PROBLEM
Output the material below in full, exactly as it is.

........

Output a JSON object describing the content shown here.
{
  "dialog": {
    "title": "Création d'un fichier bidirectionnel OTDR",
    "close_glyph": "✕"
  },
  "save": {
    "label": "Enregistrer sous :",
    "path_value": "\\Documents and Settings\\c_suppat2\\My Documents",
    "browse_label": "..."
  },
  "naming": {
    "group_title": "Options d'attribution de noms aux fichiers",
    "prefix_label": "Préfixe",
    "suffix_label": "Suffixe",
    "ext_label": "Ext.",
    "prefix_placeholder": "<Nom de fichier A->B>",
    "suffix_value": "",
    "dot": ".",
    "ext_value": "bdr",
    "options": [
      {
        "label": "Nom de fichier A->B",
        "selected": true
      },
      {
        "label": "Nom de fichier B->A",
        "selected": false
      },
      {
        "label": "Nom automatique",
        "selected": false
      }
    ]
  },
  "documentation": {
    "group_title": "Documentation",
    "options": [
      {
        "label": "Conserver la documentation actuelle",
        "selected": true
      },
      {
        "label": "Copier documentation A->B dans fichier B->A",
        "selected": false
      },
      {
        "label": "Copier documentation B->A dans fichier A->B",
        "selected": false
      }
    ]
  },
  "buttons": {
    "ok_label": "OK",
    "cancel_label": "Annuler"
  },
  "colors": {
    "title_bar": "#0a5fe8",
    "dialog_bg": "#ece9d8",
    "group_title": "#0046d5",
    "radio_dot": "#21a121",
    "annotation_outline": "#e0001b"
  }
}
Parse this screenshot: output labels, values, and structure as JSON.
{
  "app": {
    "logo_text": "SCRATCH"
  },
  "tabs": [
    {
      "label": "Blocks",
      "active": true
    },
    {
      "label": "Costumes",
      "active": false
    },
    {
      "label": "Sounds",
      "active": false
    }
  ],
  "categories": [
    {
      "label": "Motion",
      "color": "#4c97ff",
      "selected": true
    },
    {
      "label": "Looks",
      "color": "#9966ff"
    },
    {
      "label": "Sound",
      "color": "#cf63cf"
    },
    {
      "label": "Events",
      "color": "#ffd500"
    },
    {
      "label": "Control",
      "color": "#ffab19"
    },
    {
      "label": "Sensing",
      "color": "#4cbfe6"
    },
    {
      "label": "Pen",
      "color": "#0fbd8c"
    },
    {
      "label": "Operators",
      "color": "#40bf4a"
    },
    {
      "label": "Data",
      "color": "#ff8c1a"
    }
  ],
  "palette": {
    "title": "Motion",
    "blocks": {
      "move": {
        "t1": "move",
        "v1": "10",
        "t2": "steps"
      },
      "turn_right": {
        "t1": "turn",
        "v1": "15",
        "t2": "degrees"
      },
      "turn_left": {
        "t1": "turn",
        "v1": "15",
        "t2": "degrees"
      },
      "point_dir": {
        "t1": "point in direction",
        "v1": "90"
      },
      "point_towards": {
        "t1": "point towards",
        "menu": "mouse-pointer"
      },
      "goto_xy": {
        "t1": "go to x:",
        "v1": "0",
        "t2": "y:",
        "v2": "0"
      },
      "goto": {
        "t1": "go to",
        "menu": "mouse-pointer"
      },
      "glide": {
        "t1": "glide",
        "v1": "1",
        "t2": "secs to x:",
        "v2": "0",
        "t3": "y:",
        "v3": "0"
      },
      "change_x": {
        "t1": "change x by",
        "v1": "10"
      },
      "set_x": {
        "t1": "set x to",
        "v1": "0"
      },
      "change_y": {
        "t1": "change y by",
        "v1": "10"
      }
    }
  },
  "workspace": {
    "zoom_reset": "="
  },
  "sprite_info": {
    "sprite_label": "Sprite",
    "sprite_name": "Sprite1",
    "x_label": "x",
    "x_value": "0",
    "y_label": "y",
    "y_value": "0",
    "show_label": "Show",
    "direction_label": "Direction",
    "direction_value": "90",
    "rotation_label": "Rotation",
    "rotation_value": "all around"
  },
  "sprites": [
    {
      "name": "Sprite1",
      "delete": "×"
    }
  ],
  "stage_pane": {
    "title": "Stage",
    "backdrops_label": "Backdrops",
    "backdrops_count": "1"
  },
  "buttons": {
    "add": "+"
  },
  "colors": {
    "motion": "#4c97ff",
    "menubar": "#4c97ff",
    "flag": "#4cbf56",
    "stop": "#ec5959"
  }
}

........

RESULT FOR THIS EXERCISE
Output a JSON object describing the content shown here.
{
  "dialog": {
    "title": "Création d'un fichier bidirectionnel OTDR",
    "close_glyph": "✕"
  },
  "save": {
    "label": "Enregistrer sous :",
    "path_value": "\\Documents and Settings\\c_suppat2\\My Documents",
    "browse_label": "..."
  },
  "naming": {
    "group_title": "Options d'attribution de noms aux fichiers",
    "prefix_label": "Préfixe",
    "suffix_label": "Suffixe",
    "ext_label": "Ext.",
    "prefix_placeholder": "<Nom de fichier A->B>",
    "suffix_value": "",
    "dot": ".",
    "ext_value": "bdr",
    "options": [
      {
        "label": "Nom de fichier A->B",
        "selected": true
      },
      {
        "label": "Nom de fichier B->A",
        "selected": false
      },
      {
        "label": "Nom automatique",
        "selected": false
      }
    ]
  },
  "documentation": {
    "group_title": "Documentation",
    "options": [
      {
        "label": "Conserver la documentation actuelle",
        "selected": true
      },
      {
        "label": "Copier documentation A->B dans fichier B->A",
        "selected": false
      },
      {
        "label": "Copier documentation B->A dans fichier A->B",
        "selected": false
      }
    ]
  },
  "buttons": {
    "ok_label": "OK",
    "cancel_label": "Annuler"
  },
  "colors": {
    "title_bar": "#0a5fe8",
    "dialog_bg": "#ece9d8",
    "group_title": "#0046d5",
    "radio_dot": "#21a121",
    "annotation_outline": "#e0001b"
  }
}
Parse this screenshot: output labels, values, and structure as JSON.
{
  "app": {
    "logo_text": "SCRATCH"
  },
  "tabs": [
    {
      "label": "Blocks",
      "active": true
    },
    {
      "label": "Costumes",
      "active": false
    },
    {
      "label": "Sounds",
      "active": false
    }
  ],
  "categories": [
    {
      "label": "Motion",
      "color": "#4c97ff",
      "selected": true
    },
    {
      "label": "Looks",
      "color": "#9966ff"
    },
    {
      "label": "Sound",
      "color": "#cf63cf"
    },
    {
      "label": "Events",
      "color": "#ffd500"
    },
    {
      "label": "Control",
      "color": "#ffab19"
    },
    {
      "label": "Sensing",
      "color": "#4cbfe6"
    },
    {
      "label": "Pen",
      "color": "#0fbd8c"
    },
    {
      "label": "Operators",
      "color": "#40bf4a"
    },
    {
      "label": "Data",
      "color": "#ff8c1a"
    }
  ],
  "palette": {
    "title": "Motion",
    "blocks": {
      "move": {
        "t1": "move",
        "v1": "10",
        "t2": "steps"
      },
      "turn_right": {
        "t1": "turn",
        "v1": "15",
        "t2": "degrees"
      },
      "turn_left": {
        "t1": "turn",
        "v1": "15",
        "t2": "degrees"
      },
      "point_dir": {
        "t1": "point in direction",
        "v1": "90"
      },
      "point_towards": {
        "t1": "point towards",
        "menu": "mouse-pointer"
      },
      "goto_xy": {
        "t1": "go to x:",
        "v1": "0",
        "t2": "y:",
        "v2": "0"
      },
      "goto": {
        "t1": "go to",
        "menu": "mouse-pointer"
      },
      "glide": {
        "t1": "glide",
        "v1": "1",
        "t2": "secs to x:",
        "v2": "0",
        "t3": "y:",
        "v3": "0"
      },
      "change_x": {
        "t1": "change x by",
        "v1": "10"
      },
      "set_x": {
        "t1": "set x to",
        "v1": "0"
      },
      "change_y": {
        "t1": "change y by",
        "v1": "10"
      }
    }
  },
  "workspace": {
    "zoom_reset": "="
  },
  "sprite_info": {
    "sprite_label": "Sprite",
    "sprite_name": "Sprite1",
    "x_label": "x",
    "x_value": "0",
    "y_label": "y",
    "y_value": "0",
    "show_label": "Show",
    "direction_label": "Direction",
    "direction_value": "90",
    "rotation_label": "Rotation",
    "rotation_value": "all around"
  },
  "sprites": [
    {
      "name": "Sprite1",
      "delete": "×"
    }
  ],
  "stage_pane": {
    "title": "Stage",
    "backdrops_label": "Backdrops",
    "backdrops_count": "1"
  },
  "buttons": {
    "add": "+"
  },
  "colors": {
    "motion": "#4c97ff",
    "menubar": "#4c97ff",
    "flag": "#4cbf56",
    "stop": "#ec5959"
  }
}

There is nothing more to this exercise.